What is expected:
Quote the whole listing verbatim.

Records for the task:
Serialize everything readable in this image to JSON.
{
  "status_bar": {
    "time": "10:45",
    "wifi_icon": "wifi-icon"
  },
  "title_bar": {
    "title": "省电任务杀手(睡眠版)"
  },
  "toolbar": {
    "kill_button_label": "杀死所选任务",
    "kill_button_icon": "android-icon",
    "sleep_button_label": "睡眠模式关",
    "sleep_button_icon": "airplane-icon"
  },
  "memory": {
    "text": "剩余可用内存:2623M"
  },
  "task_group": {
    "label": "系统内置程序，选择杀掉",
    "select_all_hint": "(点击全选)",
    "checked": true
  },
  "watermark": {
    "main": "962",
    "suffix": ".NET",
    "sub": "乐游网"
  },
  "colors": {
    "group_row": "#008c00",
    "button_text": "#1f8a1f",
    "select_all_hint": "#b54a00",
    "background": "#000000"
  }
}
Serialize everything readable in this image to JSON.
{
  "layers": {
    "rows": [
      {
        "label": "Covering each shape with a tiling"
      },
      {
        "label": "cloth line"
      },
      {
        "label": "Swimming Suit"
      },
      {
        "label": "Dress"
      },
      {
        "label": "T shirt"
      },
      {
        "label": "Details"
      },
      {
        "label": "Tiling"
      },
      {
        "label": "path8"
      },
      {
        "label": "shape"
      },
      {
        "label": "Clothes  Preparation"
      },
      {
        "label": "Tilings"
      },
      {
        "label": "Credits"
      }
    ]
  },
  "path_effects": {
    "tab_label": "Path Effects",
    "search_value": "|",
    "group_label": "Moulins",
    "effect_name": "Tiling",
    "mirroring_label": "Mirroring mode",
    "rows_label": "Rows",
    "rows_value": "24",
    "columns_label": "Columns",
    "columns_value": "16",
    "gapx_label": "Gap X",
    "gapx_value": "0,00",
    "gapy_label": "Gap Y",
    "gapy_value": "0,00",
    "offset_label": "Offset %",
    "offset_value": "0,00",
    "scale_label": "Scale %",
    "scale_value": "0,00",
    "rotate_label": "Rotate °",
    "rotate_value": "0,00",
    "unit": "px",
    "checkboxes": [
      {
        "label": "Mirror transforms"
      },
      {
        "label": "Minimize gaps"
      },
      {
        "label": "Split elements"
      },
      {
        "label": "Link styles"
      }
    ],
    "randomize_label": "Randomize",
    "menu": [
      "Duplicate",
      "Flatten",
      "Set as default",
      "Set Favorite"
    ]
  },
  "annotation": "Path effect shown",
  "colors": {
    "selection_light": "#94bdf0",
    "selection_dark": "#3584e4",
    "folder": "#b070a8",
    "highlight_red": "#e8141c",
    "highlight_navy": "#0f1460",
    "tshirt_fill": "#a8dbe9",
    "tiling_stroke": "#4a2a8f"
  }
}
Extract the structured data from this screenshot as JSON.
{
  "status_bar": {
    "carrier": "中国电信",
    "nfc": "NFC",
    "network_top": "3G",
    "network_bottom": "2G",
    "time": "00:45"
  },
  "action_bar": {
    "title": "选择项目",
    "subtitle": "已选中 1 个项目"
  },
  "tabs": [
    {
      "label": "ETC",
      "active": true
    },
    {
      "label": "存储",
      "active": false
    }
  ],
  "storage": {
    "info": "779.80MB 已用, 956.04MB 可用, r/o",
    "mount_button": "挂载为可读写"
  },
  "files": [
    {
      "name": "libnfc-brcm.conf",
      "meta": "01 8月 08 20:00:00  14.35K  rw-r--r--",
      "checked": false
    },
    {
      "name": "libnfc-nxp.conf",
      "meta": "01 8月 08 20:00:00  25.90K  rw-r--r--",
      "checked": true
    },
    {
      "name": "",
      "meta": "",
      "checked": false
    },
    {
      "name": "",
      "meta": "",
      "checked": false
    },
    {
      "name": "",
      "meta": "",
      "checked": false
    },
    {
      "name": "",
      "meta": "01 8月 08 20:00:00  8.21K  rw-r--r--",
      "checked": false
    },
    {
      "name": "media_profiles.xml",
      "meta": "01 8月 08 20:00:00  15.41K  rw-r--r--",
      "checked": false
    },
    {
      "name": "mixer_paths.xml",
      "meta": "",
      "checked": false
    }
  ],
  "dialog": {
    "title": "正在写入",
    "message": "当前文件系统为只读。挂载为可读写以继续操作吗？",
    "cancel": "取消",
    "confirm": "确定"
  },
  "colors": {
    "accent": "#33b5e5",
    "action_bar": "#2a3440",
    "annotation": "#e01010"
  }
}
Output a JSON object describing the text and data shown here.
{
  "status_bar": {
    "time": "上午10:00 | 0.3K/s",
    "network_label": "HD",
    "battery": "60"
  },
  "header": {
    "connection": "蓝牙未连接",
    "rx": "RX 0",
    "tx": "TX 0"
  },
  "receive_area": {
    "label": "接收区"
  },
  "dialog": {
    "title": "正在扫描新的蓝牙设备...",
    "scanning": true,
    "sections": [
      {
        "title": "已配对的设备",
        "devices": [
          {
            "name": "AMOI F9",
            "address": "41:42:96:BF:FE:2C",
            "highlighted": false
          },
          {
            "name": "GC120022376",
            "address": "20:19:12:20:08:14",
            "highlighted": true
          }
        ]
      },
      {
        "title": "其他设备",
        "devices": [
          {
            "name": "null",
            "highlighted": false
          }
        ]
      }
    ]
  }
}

Response to the task:
Serialize everything readable in this image to JSON.
{
  "status_bar": {
    "time": "10:45",
    "wifi_icon": "wifi-icon"
  },
  "title_bar": {
    "title": "省电任务杀手(睡眠版)"
  },
  "toolbar": {
    "kill_button_label": "杀死所选任务",
    "kill_button_icon": "android-icon",
    "sleep_button_label": "睡眠模式关",
    "sleep_button_icon": "airplane-icon"
  },
  "memory": {
    "text": "剩余可用内存:2623M"
  },
  "task_group": {
    "label": "系统内置程序，选择杀掉",
    "select_all_hint": "(点击全选)",
    "checked": true
  },
  "watermark": {
    "main": "962",
    "suffix": ".NET",
    "sub": "乐游网"
  },
  "colors": {
    "group_row": "#008c00",
    "button_text": "#1f8a1f",
    "select_all_hint": "#b54a00",
    "background": "#000000"
  }
}
Serialize everything readable in this image to JSON.
{
  "layers": {
    "rows": [
      {
        "label": "Covering each shape with a tiling"
      },
      {
        "label": "cloth line"
      },
      {
        "label": "Swimming Suit"
      },
      {
        "label": "Dress"
      },
      {
        "label": "T shirt"
      },
      {
        "label": "Details"
      },
      {
        "label": "Tiling"
      },
      {
        "label": "path8"
      },
      {
        "label": "shape"
      },
      {
        "label": "Clothes  Preparation"
      },
      {
        "label": "Tilings"
      },
      {
        "label": "Credits"
      }
    ]
  },
  "path_effects": {
    "tab_label": "Path Effects",
    "search_value": "|",
    "group_label": "Moulins",
    "effect_name": "Tiling",
    "mirroring_label": "Mirroring mode",
    "rows_label": "Rows",
    "rows_value": "24",
    "columns_label": "Columns",
    "columns_value": "16",
    "gapx_label": "Gap X",
    "gapx_value": "0,00",
    "gapy_label": "Gap Y",
    "gapy_value": "0,00",
    "offset_label": "Offset %",
    "offset_value": "0,00",
    "scale_label": "Scale %",
    "scale_value": "0,00",
    "rotate_label": "Rotate °",
    "rotate_value": "0,00",
    "unit": "px",
    "checkboxes": [
      {
        "label": "Mirror transforms"
      },
      {
        "label": "Minimize gaps"
      },
      {
        "label": "Split elements"
      },
      {
        "label": "Link styles"
      }
    ],
    "randomize_label": "Randomize",
    "menu": [
      "Duplicate",
      "Flatten",
      "Set as default",
      "Set Favorite"
    ]
  },
  "annotation": "Path effect shown",
  "colors": {
    "selection_light": "#94bdf0",
    "selection_dark": "#3584e4",
    "folder": "#b070a8",
    "highlight_red": "#e8141c",
    "highlight_navy": "#0f1460",
    "tshirt_fill": "#a8dbe9",
    "tiling_stroke": "#4a2a8f"
  }
}
Extract the structured data from this screenshot as JSON.
{
  "status_bar": {
    "carrier": "中国电信",
    "nfc": "NFC",
    "network_top": "3G",
    "network_bottom": "2G",
    "time": "00:45"
  },
  "action_bar": {
    "title": "选择项目",
    "subtitle": "已选中 1 个项目"
  },
  "tabs": [
    {
      "label": "ETC",
      "active": true
    },
    {
      "label": "存储",
      "active": false
    }
  ],
  "storage": {
    "info": "779.80MB 已用, 956.04MB 可用, r/o",
    "mount_button": "挂载为可读写"
  },
  "files": [
    {
      "name": "libnfc-brcm.conf",
      "meta": "01 8月 08 20:00:00  14.35K  rw-r--r--",
      "checked": false
    },
    {
      "name": "libnfc-nxp.conf",
      "meta": "01 8月 08 20:00:00  25.90K  rw-r--r--",
      "checked": true
    },
    {
      "name": "",
      "meta": "",
      "checked": false
    },
    {
      "name": "",
      "meta": "",
      "checked": false
    },
    {
      "name": "",
      "meta": "",
      "checked": false
    },
    {
      "name": "",
      "meta": "01 8月 08 20:00:00  8.21K  rw-r--r--",
      "checked": false
    },
    {
      "name": "media_profiles.xml",
      "meta": "01 8月 08 20:00:00  15.41K  rw-r--r--",
      "checked": false
    },
    {
      "name": "mixer_paths.xml",
      "meta": "",
      "checked": false
    }
  ],
  "dialog": {
    "title": "正在写入",
    "message": "当前文件系统为只读。挂载为可读写以继续操作吗？",
    "cancel": "取消",
    "confirm": "确定"
  },
  "colors": {
    "accent": "#33b5e5",
    "action_bar": "#2a3440",
    "annotation": "#e01010"
  }
}
Output a JSON object describing the text and data shown here.
{
  "status_bar": {
    "time": "上午10:00 | 0.3K/s",
    "network_label": "HD",
    "battery": "60"
  },
  "header": {
    "connection": "蓝牙未连接",
    "rx": "RX 0",
    "tx": "TX 0"
  },
  "receive_area": {
    "label": "接收区"
  },
  "dialog": {
    "title": "正在扫描新的蓝牙设备...",
    "scanning": true,
    "sections": [
      {
        "title": "已配对的设备",
        "devices": [
          {
            "name": "AMOI F9",
            "address": "41:42:96:BF:FE:2C",
            "highlighted": false
          },
          {
            "name": "GC120022376",
            "address": "20:19:12:20:08:14",
            "highlighted": true
          }
        ]
      },
      {
        "title": "其他设备",
        "devices": [
          {
            "name": "null",
            "highlighted": false
          }
        ]
      }
    ]
  }
}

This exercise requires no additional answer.